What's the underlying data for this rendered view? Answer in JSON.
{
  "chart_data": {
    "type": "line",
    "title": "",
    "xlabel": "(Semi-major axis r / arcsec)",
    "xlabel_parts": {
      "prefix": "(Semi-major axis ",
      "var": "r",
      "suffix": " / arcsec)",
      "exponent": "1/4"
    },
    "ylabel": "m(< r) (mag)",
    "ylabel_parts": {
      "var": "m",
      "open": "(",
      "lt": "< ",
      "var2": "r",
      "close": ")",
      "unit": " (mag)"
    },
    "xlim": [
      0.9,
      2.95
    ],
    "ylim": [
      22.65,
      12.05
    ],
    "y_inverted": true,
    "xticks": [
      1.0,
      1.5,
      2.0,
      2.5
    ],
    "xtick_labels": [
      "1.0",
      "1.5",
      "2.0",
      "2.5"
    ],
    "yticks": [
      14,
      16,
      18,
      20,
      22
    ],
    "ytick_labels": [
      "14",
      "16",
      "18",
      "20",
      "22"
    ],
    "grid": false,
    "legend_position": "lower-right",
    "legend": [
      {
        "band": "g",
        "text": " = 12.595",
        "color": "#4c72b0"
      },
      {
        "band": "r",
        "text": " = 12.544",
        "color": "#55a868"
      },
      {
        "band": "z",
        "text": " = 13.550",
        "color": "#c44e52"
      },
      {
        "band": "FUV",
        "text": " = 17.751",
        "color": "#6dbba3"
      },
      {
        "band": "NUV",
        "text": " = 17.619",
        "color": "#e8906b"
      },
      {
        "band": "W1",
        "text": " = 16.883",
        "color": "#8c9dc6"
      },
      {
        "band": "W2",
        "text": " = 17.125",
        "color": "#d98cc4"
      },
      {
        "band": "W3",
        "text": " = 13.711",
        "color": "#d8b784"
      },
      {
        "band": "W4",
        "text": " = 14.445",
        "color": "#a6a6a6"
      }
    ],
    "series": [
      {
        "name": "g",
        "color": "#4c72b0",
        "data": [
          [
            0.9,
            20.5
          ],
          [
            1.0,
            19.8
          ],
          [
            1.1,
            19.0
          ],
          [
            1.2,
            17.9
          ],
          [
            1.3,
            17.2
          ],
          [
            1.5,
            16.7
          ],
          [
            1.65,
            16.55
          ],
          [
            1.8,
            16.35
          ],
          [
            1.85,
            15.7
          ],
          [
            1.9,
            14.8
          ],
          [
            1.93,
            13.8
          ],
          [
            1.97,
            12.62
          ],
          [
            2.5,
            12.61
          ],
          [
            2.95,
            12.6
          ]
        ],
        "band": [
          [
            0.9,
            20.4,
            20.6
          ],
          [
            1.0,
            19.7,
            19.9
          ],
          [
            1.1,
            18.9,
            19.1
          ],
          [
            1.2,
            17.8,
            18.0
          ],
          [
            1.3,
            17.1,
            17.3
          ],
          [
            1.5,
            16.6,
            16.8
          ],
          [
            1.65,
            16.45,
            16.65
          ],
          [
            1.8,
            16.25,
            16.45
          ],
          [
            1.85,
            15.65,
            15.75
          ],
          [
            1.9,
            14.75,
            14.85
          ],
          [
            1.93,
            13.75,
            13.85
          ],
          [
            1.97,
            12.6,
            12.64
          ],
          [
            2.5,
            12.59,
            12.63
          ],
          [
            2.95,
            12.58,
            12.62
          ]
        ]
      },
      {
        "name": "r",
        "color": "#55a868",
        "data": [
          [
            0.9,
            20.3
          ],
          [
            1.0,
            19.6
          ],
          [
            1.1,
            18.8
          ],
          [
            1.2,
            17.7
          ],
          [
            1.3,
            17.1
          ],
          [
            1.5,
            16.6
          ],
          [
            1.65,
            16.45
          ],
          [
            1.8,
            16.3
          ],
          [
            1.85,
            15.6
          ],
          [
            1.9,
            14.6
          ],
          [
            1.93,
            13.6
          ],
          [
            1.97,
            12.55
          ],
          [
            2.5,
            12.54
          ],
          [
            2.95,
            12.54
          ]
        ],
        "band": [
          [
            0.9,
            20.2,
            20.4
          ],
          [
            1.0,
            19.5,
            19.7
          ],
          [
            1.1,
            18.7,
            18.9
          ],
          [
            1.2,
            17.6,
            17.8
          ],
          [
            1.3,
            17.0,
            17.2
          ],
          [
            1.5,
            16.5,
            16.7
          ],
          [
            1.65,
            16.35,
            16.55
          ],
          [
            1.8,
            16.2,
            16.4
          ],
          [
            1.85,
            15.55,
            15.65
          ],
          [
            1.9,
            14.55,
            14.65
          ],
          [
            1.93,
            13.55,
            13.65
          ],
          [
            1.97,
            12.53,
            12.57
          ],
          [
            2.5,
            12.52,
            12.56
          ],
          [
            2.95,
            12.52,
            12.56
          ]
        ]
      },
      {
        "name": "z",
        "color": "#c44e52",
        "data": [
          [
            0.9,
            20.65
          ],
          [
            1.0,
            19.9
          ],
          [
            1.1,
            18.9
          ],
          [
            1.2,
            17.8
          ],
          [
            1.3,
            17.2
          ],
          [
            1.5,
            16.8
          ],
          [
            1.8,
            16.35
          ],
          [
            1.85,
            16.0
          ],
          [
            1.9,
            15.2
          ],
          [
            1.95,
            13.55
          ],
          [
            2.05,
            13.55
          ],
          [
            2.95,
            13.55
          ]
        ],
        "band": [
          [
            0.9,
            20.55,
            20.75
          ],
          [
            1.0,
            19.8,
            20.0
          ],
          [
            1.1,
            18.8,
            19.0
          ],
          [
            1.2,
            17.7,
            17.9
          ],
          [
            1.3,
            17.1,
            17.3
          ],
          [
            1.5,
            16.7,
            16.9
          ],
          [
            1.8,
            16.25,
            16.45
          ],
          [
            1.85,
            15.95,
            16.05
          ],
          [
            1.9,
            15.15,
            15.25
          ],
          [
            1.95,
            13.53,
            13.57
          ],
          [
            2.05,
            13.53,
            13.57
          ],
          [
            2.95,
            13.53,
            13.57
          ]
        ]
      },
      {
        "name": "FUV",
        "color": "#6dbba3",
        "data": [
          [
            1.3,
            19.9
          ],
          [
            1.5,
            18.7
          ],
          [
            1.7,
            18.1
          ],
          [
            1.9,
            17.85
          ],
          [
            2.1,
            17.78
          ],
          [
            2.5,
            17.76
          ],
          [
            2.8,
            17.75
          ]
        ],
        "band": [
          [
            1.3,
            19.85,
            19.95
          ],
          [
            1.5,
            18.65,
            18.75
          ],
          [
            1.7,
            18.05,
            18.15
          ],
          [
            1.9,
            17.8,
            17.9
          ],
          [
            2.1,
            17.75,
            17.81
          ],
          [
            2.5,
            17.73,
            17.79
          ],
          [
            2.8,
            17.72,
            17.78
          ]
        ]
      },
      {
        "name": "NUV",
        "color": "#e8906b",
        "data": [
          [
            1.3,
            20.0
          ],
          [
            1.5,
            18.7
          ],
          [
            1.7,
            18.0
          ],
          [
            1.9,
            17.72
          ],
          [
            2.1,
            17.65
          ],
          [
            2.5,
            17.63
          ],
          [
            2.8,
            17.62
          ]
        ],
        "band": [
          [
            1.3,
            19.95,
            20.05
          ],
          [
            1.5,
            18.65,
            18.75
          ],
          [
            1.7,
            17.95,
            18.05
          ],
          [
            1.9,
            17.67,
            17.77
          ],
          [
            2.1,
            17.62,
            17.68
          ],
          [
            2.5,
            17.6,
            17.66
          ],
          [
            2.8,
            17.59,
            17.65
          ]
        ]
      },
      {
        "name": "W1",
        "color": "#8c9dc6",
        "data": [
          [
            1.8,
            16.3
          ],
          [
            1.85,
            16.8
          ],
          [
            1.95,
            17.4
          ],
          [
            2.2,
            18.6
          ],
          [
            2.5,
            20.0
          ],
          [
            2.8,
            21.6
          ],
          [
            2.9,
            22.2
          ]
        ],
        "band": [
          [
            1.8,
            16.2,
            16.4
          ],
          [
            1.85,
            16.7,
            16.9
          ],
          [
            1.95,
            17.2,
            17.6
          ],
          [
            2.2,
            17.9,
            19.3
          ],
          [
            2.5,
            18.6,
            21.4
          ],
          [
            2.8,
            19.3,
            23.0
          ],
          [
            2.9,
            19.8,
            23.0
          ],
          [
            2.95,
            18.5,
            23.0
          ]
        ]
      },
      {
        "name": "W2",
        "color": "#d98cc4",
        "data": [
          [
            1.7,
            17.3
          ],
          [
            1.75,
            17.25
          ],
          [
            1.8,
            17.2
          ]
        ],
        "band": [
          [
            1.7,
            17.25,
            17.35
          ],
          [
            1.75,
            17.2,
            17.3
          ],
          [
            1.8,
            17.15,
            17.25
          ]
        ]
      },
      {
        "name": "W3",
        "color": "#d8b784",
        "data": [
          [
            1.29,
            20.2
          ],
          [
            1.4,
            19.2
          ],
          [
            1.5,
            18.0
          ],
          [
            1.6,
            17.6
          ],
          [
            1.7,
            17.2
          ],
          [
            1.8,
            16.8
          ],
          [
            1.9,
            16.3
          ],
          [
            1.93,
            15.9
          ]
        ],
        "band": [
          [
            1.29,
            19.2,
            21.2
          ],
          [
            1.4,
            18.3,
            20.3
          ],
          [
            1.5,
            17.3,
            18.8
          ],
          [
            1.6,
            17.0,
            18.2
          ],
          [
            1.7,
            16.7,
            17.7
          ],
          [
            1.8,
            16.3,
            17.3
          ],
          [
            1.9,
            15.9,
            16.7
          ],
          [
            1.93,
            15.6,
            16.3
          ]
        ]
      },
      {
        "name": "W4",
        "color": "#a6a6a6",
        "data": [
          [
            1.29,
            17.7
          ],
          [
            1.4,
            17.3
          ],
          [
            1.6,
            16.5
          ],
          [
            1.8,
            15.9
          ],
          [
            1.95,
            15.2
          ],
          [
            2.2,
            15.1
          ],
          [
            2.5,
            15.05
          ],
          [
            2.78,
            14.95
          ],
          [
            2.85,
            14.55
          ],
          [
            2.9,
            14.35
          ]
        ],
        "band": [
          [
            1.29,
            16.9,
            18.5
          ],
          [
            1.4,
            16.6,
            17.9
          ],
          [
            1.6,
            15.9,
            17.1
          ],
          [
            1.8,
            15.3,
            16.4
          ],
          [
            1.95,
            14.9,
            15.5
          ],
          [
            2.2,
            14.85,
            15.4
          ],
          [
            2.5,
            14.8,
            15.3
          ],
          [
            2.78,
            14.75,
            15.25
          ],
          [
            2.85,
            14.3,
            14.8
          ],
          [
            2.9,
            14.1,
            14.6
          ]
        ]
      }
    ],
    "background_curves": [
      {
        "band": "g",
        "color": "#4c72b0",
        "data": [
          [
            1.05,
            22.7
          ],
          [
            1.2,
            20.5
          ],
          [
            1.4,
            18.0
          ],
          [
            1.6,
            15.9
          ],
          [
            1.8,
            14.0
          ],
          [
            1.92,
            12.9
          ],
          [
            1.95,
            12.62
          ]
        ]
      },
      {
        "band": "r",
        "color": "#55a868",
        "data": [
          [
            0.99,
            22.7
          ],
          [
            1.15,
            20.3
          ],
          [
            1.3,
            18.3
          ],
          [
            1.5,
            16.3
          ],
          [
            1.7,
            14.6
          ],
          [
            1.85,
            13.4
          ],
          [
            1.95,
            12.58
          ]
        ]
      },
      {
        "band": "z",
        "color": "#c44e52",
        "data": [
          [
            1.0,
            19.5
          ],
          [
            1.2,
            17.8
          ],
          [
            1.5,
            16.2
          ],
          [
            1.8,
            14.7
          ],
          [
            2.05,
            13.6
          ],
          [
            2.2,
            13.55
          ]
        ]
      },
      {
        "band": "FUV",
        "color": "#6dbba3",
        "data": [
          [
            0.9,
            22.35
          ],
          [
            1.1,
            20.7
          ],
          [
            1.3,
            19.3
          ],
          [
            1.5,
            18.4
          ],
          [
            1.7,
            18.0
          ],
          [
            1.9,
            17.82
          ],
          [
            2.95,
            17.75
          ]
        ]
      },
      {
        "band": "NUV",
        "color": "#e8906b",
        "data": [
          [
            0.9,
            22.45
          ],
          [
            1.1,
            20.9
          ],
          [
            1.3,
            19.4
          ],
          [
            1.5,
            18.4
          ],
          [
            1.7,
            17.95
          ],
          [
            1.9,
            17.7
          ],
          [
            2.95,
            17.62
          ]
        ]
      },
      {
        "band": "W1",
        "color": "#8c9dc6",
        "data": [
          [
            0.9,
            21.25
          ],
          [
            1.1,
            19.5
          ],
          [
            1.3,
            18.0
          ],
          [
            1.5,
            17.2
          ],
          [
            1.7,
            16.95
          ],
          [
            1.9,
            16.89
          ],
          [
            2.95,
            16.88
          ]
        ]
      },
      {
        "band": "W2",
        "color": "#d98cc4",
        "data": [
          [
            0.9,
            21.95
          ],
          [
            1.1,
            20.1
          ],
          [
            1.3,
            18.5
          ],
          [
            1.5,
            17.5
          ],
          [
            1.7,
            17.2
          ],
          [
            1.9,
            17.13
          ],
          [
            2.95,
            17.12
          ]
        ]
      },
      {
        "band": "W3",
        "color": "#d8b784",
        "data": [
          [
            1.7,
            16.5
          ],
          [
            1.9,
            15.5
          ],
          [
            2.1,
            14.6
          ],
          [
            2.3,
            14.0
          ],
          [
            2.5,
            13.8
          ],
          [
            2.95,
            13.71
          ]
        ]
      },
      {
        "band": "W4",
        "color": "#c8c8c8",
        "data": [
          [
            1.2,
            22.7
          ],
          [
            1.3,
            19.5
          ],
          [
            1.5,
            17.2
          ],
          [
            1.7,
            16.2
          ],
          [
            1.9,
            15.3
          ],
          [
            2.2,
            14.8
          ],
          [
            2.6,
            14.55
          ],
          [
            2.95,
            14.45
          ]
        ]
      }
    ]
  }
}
══════════════════════════════
- DIRECTIVE -
Lines holding the word "axis" in the entries above are the ones to pull out. Copy them all.

- TASK ANSWER -
    "xlabel": "(Semi-major axis r / arcsec)",
      "prefix": "(Semi-major axis ",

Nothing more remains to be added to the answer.